• DESCRIÇÃO DA TAREFA:
Retome o texto sobre streetscape e o desenho das ruas, continuando-o a partir da última frase apresentada.

• TEXTO SELECIONADO:
● ● ● ● ● ● ●

Streetscape

Foto: Divulgação / Cidade Pedra Branca

Ponto de conexão entre os indivíduos e os lugares, as ruas são ambientes fundamentais nas cidades e o seu planejamento deve considerar elementos como calçadas, mobiliário, arborização, áreas de permanência, materiais e interação com as fachadas dos prédios para criar regiões com vitalidade.

Muito mais que um local de circulação, as ruas são os espaços de maior contato das pessoas com os ambientes públicos. Elas possibilitam que se chegue ao destino desejado e permitem ainda, ao percorrer seus caminhos, conhecer melhor os lugares. Além disso, quando bem concebidas, as vias colaboram para desenvolver áreas urbanas movimentadas e dinâmicas. Nesse sentido, o streetscape surge como uma modalidade de projeto que pensa o desenho das ruas como um todo, abrangendo tanto a região destinada ao tráfego de veículos como as calçadas e os vãos que podem existir entre as edificações, explica a arquiteta e urbanista Juliana Castro, diretora criativa da JA8 Arquitetura Viva, empresa sediada em Florianópolis (SC).

“Acredito que o tratamento correto e humanizado das vias, colocando os indivíduos em primeiro plano, é essencial para as cidades voltadas para as pessoas. Então, o streetscape atua diretamente nessa humanização da rua, que é o espaço essencial para a vida urbana”, acrescenta. Em uma tradução livre, streetscape significa paisagem urbana e é um conceito utilizado para descrever o “tecido natural e construído de uma via e se refere à qualidade do design desses ambientes e seu efeito visual”, como ressalta artigo da Universidade de Delaware (EUA). Os diversos elementos analisados e combinados para a definição de uma rua impactam a experiência dos cidadãos em um local e as atividades econômicas, o bem-estar, a estética e a sustentabilidade de uma comunidade.

● ● ● ● ● ● ●

• Dados de disposição espacial:

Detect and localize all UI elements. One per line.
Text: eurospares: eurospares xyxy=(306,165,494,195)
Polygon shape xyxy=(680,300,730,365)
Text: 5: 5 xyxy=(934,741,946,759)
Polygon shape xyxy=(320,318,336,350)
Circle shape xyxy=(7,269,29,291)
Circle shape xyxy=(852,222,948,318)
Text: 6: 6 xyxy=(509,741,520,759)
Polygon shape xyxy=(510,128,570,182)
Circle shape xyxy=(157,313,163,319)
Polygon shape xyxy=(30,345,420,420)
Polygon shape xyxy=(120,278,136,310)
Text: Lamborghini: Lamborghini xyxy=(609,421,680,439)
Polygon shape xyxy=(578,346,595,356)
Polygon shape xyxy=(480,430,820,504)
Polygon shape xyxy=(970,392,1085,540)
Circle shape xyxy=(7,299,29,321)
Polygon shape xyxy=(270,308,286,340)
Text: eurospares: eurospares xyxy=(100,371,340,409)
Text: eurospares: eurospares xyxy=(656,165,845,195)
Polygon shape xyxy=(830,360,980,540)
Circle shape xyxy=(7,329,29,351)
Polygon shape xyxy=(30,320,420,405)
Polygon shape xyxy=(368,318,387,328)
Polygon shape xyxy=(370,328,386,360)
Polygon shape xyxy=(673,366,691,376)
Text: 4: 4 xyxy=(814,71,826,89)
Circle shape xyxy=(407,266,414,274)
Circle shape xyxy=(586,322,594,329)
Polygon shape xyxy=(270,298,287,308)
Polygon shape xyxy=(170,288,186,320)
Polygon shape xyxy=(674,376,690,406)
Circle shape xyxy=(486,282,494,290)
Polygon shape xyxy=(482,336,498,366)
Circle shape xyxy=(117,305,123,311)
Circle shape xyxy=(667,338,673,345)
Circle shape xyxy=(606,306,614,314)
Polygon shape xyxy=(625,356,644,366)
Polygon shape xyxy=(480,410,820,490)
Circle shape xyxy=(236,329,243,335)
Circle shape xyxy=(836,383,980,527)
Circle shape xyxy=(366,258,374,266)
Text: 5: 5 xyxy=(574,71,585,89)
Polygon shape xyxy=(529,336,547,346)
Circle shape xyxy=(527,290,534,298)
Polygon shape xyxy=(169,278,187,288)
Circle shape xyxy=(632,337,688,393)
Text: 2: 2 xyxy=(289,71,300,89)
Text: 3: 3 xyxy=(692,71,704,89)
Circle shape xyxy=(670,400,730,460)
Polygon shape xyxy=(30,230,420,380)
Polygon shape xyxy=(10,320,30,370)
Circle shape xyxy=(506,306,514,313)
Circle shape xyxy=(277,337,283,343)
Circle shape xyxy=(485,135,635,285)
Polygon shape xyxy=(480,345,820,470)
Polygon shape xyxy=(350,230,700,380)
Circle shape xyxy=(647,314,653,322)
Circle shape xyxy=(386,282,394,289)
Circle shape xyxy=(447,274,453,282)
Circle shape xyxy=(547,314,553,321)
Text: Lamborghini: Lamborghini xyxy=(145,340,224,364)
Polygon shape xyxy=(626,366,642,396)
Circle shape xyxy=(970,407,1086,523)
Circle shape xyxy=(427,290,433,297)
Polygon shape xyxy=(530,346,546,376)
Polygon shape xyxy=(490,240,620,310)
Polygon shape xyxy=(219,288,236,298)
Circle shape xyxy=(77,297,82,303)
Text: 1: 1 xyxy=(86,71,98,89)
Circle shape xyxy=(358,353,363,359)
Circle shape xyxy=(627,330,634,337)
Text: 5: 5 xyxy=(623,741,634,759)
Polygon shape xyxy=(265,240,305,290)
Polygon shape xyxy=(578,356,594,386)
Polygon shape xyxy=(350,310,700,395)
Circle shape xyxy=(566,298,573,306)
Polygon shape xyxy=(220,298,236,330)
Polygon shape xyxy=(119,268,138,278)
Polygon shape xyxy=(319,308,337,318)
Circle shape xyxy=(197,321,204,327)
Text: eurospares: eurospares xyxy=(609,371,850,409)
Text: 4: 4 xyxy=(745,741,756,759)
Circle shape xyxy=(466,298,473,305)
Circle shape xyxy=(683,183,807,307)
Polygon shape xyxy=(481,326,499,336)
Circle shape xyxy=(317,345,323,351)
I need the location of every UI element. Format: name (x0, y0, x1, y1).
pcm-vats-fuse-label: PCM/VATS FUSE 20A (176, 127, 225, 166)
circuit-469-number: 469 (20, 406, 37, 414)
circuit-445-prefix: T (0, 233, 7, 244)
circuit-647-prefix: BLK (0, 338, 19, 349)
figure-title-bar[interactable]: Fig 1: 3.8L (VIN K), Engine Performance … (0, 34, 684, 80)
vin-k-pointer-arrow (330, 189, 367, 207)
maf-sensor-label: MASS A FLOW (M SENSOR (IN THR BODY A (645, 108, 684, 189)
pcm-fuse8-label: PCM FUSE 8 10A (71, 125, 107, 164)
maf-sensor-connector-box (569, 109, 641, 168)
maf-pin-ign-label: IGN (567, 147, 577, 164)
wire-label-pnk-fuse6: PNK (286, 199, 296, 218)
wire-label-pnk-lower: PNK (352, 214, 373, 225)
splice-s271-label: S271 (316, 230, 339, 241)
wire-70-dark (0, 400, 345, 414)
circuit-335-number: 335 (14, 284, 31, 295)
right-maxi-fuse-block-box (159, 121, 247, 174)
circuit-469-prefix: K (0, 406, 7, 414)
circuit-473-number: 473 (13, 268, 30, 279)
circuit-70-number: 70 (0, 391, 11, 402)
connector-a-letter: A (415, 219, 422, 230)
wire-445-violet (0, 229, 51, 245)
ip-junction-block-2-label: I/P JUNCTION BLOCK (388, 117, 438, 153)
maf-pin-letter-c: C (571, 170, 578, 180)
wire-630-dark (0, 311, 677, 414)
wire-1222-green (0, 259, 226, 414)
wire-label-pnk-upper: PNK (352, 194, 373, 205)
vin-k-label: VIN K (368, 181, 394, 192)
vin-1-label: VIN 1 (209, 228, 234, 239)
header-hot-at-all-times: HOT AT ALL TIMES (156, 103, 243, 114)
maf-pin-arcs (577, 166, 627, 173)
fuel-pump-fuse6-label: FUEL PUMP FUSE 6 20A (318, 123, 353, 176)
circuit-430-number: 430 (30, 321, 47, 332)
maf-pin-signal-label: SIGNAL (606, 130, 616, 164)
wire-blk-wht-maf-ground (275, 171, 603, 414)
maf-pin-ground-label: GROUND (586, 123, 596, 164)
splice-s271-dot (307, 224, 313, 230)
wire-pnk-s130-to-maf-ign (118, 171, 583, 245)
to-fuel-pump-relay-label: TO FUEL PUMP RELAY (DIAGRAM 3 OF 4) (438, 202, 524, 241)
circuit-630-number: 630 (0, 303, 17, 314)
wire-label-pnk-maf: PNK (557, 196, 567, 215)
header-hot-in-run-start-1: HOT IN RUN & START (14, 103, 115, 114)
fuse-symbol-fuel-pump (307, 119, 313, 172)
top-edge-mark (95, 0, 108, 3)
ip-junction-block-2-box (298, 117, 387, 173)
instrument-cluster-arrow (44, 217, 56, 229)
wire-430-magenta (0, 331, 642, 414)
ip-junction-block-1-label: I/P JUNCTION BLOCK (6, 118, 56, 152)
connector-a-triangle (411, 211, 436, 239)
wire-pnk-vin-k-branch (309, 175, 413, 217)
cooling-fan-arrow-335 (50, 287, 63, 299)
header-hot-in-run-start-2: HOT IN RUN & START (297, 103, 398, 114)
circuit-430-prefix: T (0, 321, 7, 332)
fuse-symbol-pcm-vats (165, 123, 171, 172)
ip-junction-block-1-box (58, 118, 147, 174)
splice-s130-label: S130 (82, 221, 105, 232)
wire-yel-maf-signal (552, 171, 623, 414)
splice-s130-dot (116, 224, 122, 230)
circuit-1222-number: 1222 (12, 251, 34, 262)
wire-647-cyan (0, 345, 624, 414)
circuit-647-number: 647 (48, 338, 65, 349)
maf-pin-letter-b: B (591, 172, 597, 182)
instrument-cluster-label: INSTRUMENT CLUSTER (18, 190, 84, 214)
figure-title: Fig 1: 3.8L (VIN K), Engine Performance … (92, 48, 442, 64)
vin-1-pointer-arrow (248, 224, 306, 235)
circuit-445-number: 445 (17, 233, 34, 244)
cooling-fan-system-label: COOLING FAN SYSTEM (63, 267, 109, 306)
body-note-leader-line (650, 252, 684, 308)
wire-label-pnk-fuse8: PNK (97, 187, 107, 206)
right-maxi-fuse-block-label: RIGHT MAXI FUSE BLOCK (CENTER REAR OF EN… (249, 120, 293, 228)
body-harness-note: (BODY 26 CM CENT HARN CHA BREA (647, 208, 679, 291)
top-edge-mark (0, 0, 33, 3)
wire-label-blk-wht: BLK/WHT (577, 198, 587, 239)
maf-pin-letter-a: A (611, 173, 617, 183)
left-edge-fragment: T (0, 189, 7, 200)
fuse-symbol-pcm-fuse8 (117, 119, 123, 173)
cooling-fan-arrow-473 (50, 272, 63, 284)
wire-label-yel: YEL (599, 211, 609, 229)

● ● ● ● ● ● ●

• RESPOSTA:
Juliana Castro aponta que o streetscape inclui o planejamento das fachadas dos prédios presentes em uma via, a comunicação visual instalada nessa parte das edificações, a quantidade de aberturas existentes e a maneira como elas fazem a interface com o espaço público. “Depois de elaborar isso, pensamos na inserção do plano do chão, em toda a distribuição do ambiente, o quanto vai ser deixado de área para o pedestre, bicicletas e veículos motorizados”, salienta. A esses fatores soma-se a idealização de lugares de permanência na rua, que podem ser extensões das construções, como por exemplo uma cafeteria com mesas na área externa do estabelecimento, ou ilhas de estar isoladas que ofereçam um ponto de apoio, de parada, para quem circula pelo local.

Após organizar a atividade de circulação, que é função básica de uma via no espaço urbano, como detalha a arquiteta, são inseridas as estruturas que estimulam os indivíduos a fazerem uma parada e a permanecerem em uma região. “Com isso determinado, consegue-se estabelecer as iniciativas sociais, que tornam a rua um ambiente alegre, cheio de vida, com pessoas se encontrando. É a criação de um destino nessa via”, enfatiza. As próximas etapas do streetscape envolvem a escolha dos materiais, do mobiliário, da vegetação e dos complementos, como vasos, que serão introduzidos nesse lugar. A seleção do pavimento correto, assinala Juliana Castro, interfere na caminhabilidade: um piso trepidante, por exemplo, instalado em uma calçada torna o caminhar mais difícil. Já o seu uso nas pistas de rolamento faz com que os automóveis diminuam a sua velocidade.

São muitos os critérios que precisam ser avaliados pelos profissionais durante o processo de desenvolvimento de uma rua para transformá-la em um local onde moradores e visitantes queiram estar e que seja ao mesmo tempo seguro, vibrante e diversificado. Juliana lembra ainda que é necessário cuidar das travessias para os pedestres, projetando cruzamentos elevados e com pavimento adequado para que andar por elas seja fácil e protegido.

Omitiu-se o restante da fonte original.